What you should do: Lift every line from the entries that includes the word "Delay".
# Start of Stored data
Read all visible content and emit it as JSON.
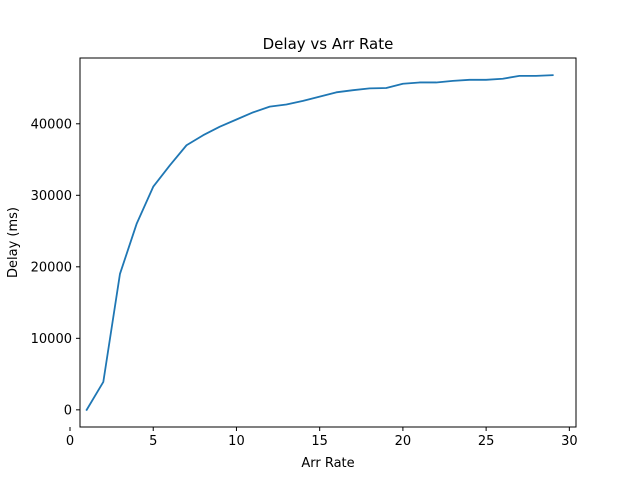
{
  "chart_data": {
    "type": "line",
    "title": "Delay vs Arr Rate",
    "xlabel": "Arr Rate",
    "ylabel": "Delay (ms)",
    "xlim": [
      0.6,
      30.4
    ],
    "ylim": [
      -2400,
      49200
    ],
    "xticks": [
      0,
      5,
      10,
      15,
      20,
      25,
      30
    ],
    "yticks": [
      0,
      10000,
      20000,
      30000,
      40000
    ],
    "grid": false,
    "legend": "none",
    "line_color": "#1f77b4",
    "series": [
      {
        "x": [
          1,
          2,
          3,
          4,
          5,
          6,
          7,
          8,
          9,
          10,
          11,
          12,
          13,
          14,
          15,
          16,
          17,
          18,
          19,
          20,
          21,
          22,
          23,
          24,
          25,
          26,
          27,
          28,
          29
        ],
        "values": [
          0,
          3900,
          19000,
          26000,
          31200,
          34200,
          37000,
          38400,
          39600,
          40600,
          41600,
          42400,
          42700,
          43200,
          43800,
          44400,
          44700,
          44950,
          45000,
          45600,
          45780,
          45780,
          46000,
          46150,
          46150,
          46300,
          46700,
          46700,
          46800
        ]
      }
    ]
  }
}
# End of Stored data
The response:
    "title": "Delay vs Arr Rate",
    "ylabel": "Delay (ms)",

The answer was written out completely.